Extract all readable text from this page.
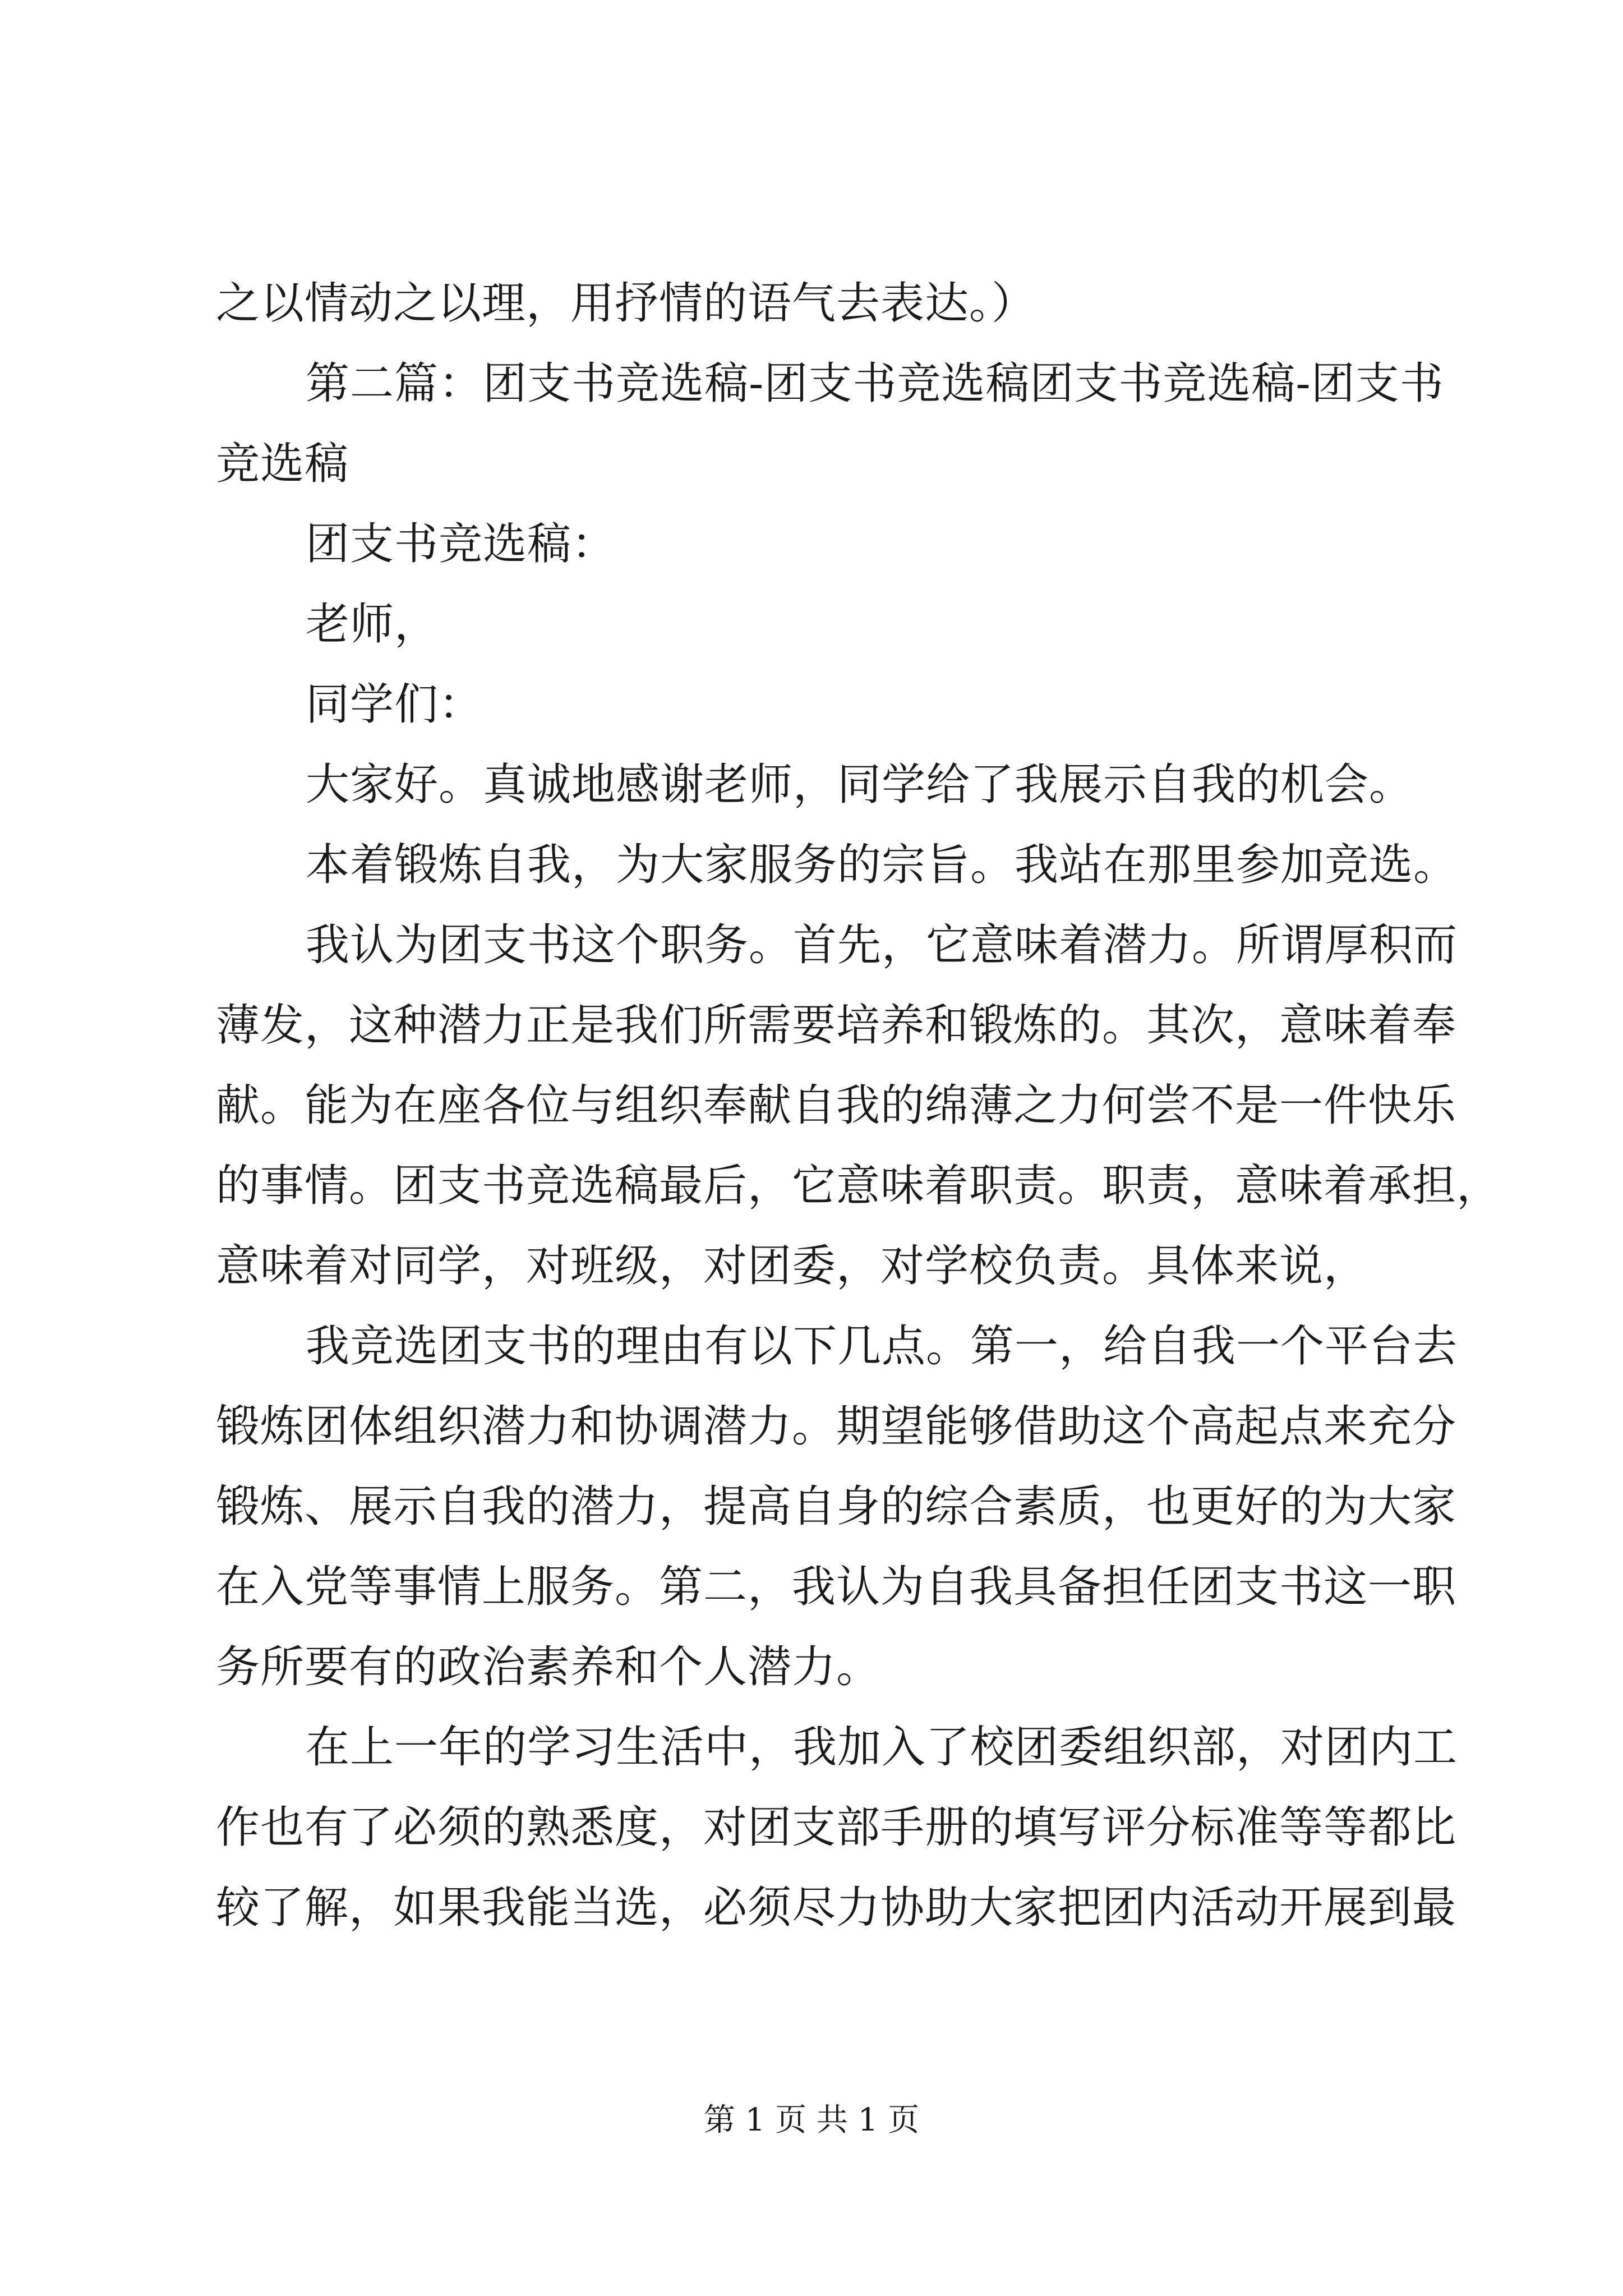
之以情动之以理，用抒情的语气去表达。）
第二篇：团支书竞选稿-团支书竞选稿团支书竞选稿-团支书
竞选稿
团支书竞选稿：
老师，
同学们：
大家好。真诚地感谢老师，同学给了我展示自我的机会。
本着锻炼自我，为大家服务的宗旨。我站在那里参加竞选。
我认为团支书这个职务。首先，它意味着潜力。所谓厚积而
薄发，这种潜力正是我们所需要培养和锻炼的。其次，意味着奉
献。能为在座各位与组织奉献自我的绵薄之力何尝不是一件快乐
的事情。团支书竞选稿最后，它意味着职责。职责，意味着承担，
意味着对同学，对班级，对团委，对学校负责。具体来说，
我竞选团支书的理由有以下几点。第一，给自我一个平台去
锻炼团体组织潜力和协调潜力。期望能够借助这个高起点来充分
锻炼、展示自我的潜力，提高自身的综合素质，也更好的为大家
在入党等事情上服务。第二，我认为自我具备担任团支书这一职
务所要有的政治素养和个人潜力。
在上一年的学习生活中，我加入了校团委组织部，对团内工
作也有了必须的熟悉度，对团支部手册的填写评分标准等等都比
较了解，如果我能当选，必须尽力协助大家把团内活动开展到最
第 1 页 共 1 页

•••••

### Aim
Each line of the data should be quoted exactly, with pictures left out.

### Solved exercise
Extract all readable text from this page.
之以情动之以理，用抒情的语气去表达。）
第二篇：团支书竞选稿-团支书竞选稿团支书竞选稿-团支书
竞选稿
团支书竞选稿：
老师，
同学们：
大家好。真诚地感谢老师，同学给了我展示自我的机会。
本着锻炼自我，为大家服务的宗旨。我站在那里参加竞选。
我认为团支书这个职务。首先，它意味着潜力。所谓厚积而
薄发，这种潜力正是我们所需要培养和锻炼的。其次，意味着奉
献。能为在座各位与组织奉献自我的绵薄之力何尝不是一件快乐
的事情。团支书竞选稿最后，它意味着职责。职责，意味着承担，
意味着对同学，对班级，对团委，对学校负责。具体来说，
我竞选团支书的理由有以下几点。第一，给自我一个平台去
锻炼团体组织潜力和协调潜力。期望能够借助这个高起点来充分
锻炼、展示自我的潜力，提高自身的综合素质，也更好的为大家
在入党等事情上服务。第二，我认为自我具备担任团支书这一职
务所要有的政治素养和个人潜力。
在上一年的学习生活中，我加入了校团委组织部，对团内工
作也有了必须的熟悉度，对团支部手册的填写评分标准等等都比
较了解，如果我能当选，必须尽力协助大家把团内活动开展到最
第 1 页 共 1 页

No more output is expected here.